Stored records
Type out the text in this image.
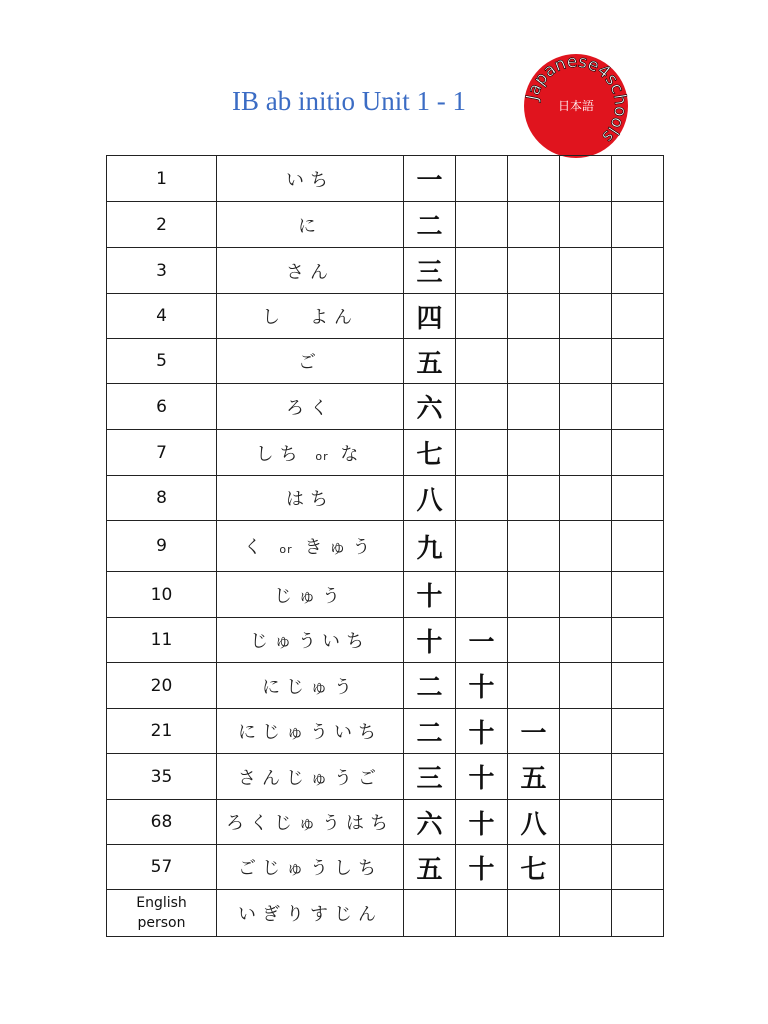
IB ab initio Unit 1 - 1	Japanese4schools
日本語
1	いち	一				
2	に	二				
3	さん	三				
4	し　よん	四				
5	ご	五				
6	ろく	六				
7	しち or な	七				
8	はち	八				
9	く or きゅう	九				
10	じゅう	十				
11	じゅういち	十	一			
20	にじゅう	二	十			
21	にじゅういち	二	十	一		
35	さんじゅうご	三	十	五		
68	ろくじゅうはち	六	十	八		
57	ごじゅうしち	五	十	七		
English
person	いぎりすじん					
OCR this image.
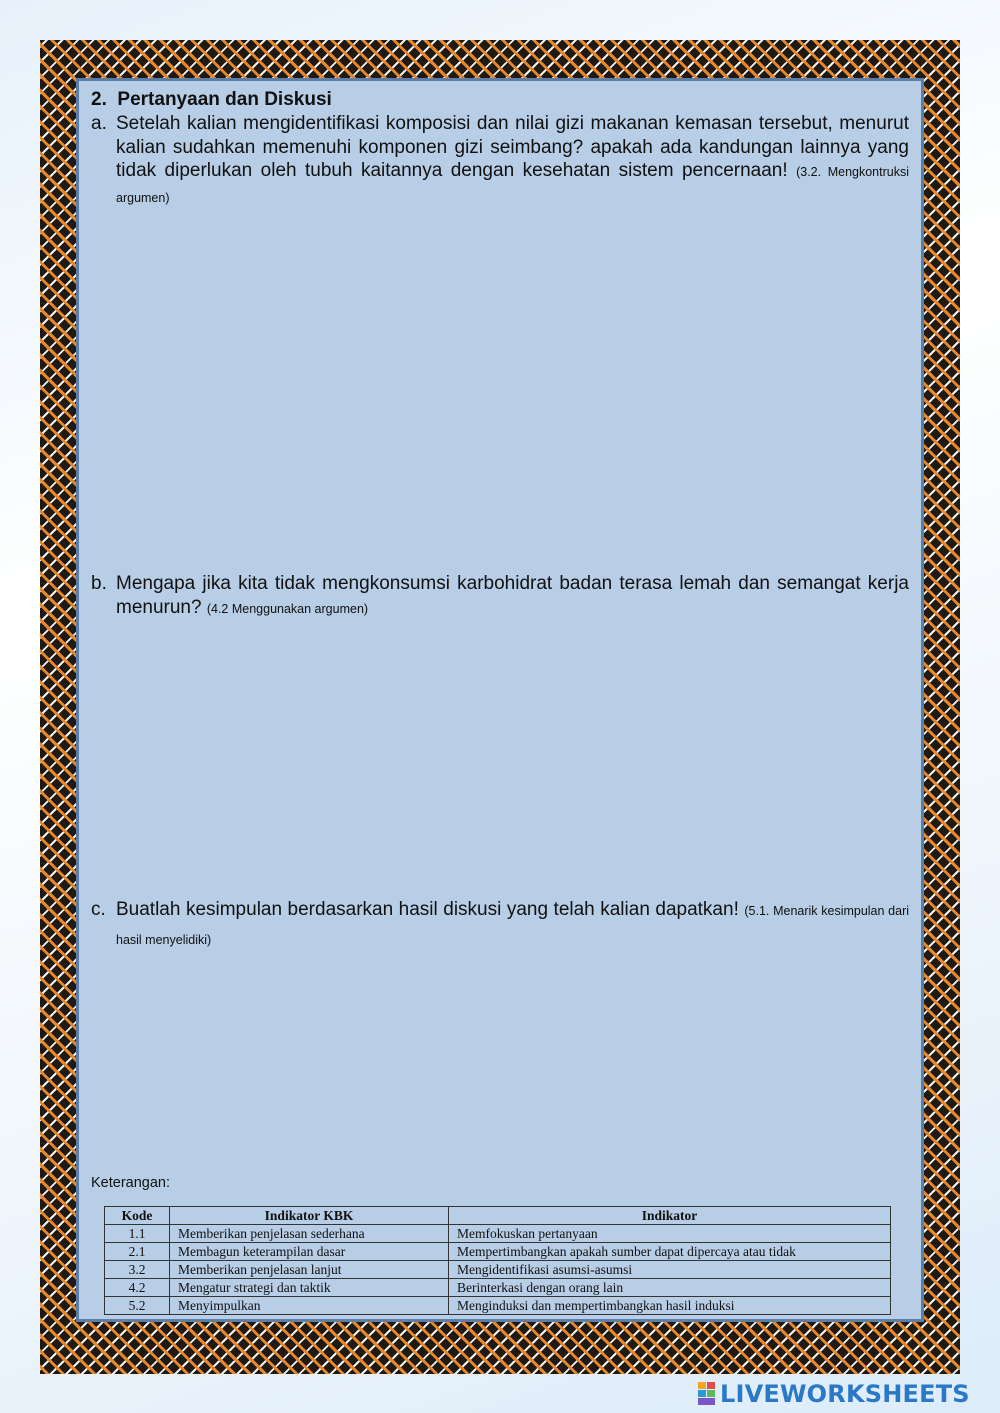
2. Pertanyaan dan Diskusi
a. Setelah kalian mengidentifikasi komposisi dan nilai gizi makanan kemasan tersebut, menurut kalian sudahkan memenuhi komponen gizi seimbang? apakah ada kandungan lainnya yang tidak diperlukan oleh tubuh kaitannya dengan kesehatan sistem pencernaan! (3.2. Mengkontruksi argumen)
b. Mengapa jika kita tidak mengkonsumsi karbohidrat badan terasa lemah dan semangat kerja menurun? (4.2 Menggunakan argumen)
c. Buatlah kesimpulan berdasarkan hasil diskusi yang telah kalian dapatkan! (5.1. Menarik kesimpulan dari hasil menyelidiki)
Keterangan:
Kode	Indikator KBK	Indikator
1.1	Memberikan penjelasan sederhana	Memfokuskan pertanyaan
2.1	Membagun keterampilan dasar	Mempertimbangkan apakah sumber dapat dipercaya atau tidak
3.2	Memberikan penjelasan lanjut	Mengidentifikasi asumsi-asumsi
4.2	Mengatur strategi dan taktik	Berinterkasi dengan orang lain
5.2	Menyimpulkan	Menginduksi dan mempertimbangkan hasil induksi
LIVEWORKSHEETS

== Problem statement ==
Report all lines of the data that include the word "this".

== The completed task ==
Type out the text in this image.
OCR this image.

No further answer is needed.